* begin *

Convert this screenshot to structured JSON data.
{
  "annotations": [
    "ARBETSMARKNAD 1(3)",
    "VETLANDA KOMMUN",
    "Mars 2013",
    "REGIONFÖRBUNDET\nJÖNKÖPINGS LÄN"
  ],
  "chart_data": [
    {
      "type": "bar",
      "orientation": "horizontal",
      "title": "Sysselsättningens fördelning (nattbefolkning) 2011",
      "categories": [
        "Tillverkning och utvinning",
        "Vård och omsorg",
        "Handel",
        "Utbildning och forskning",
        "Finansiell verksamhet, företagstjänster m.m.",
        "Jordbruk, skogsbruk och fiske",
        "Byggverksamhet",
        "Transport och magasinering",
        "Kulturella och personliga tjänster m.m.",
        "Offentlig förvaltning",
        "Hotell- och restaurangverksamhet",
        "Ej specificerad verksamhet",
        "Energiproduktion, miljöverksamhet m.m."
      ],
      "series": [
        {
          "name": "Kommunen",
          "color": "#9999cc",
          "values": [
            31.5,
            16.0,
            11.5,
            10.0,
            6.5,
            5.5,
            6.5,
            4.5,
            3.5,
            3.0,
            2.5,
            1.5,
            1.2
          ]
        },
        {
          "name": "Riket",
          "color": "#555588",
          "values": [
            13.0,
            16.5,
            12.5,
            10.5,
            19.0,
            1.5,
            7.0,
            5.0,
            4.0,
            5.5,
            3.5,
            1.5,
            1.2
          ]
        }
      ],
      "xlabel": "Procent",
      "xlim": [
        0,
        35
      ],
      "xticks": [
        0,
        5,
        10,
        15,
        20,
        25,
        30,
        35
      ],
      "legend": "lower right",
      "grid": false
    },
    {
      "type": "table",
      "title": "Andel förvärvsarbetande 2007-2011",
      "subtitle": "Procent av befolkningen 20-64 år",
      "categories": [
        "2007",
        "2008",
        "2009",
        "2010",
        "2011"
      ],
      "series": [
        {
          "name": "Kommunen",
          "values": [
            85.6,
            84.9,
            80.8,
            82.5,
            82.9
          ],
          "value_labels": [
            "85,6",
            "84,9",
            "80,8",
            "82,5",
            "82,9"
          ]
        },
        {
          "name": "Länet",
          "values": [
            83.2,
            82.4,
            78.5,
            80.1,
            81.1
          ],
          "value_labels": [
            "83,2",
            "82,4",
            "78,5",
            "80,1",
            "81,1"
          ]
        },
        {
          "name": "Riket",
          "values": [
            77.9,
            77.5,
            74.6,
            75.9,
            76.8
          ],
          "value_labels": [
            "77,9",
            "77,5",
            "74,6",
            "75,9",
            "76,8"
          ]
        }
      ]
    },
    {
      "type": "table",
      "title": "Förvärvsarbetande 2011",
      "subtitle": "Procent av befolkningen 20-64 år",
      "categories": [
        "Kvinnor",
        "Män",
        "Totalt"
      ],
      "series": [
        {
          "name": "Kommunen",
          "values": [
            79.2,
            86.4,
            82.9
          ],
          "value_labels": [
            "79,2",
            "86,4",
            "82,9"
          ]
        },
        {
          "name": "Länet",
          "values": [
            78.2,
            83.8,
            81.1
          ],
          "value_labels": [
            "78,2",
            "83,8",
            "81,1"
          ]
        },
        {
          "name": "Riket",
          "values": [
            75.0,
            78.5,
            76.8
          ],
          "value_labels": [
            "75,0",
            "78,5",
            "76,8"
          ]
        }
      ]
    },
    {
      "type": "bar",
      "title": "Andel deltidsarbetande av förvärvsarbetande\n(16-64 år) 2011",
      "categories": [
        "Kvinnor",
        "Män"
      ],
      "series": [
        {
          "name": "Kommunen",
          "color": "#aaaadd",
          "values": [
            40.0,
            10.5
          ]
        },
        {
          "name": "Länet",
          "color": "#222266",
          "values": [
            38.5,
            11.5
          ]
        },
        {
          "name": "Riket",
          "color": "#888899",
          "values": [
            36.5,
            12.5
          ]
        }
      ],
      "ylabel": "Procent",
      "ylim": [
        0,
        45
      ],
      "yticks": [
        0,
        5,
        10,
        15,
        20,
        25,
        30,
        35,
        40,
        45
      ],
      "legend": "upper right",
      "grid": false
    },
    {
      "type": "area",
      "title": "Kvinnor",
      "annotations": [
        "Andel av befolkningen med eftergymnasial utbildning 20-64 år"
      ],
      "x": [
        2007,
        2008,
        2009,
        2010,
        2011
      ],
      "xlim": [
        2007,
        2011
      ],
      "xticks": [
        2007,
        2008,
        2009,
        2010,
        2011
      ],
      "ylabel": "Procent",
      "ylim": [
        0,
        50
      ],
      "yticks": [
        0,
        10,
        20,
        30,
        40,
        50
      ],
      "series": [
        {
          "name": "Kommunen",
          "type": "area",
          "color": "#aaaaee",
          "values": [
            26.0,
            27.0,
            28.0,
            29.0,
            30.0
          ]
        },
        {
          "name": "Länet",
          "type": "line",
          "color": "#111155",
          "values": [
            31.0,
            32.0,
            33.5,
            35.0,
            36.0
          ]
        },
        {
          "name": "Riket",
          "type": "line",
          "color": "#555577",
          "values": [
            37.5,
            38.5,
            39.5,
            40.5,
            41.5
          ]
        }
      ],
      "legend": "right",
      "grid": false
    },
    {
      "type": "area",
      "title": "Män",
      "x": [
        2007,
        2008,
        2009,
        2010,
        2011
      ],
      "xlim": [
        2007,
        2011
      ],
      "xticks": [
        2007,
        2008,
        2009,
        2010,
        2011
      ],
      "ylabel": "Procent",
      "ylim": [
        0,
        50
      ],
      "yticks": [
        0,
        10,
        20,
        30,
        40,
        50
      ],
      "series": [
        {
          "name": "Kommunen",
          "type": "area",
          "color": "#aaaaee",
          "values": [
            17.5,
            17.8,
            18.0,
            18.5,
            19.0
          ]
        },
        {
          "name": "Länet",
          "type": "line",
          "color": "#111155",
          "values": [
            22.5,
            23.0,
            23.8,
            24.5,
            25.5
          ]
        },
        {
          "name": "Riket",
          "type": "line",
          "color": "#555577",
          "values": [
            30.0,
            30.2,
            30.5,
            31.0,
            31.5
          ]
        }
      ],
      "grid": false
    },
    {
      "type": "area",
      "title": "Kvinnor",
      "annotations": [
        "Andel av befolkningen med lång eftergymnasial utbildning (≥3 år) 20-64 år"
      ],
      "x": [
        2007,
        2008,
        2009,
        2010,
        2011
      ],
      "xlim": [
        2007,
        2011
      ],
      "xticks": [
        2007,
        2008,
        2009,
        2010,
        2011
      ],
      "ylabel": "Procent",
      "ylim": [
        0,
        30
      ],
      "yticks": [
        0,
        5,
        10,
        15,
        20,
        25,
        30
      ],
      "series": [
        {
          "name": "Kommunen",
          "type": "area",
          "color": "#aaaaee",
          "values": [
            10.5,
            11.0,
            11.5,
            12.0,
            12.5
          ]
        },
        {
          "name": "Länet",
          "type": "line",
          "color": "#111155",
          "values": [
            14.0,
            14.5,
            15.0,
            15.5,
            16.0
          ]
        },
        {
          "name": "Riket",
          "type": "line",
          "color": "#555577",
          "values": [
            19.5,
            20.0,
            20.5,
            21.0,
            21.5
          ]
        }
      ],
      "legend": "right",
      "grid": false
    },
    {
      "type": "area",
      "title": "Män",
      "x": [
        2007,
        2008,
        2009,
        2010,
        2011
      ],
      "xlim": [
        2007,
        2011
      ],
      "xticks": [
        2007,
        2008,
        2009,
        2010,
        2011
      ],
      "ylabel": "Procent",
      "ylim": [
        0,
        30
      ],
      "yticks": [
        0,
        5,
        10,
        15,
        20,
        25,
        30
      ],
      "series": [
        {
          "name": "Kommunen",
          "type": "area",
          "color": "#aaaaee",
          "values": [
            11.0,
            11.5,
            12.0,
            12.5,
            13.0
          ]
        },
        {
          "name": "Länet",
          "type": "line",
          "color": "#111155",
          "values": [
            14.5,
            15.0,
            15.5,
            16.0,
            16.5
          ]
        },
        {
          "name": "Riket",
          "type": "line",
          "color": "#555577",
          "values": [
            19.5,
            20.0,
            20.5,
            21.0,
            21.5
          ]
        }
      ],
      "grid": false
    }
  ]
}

* end *

● Exercise brief
Search the data above for the string "befolkningen" and copy each line that has it.

● Exercise result
      "subtitle": "Procent av befolkningen 20-64 år",
      "subtitle": "Procent av befolkningen 20-64 år",
        "Andel av befolkningen med eftergymnasial utbildning 20-64 år"
        "Andel av befolkningen med lång eftergymnasial utbildning (≥3 år) 20-64 år"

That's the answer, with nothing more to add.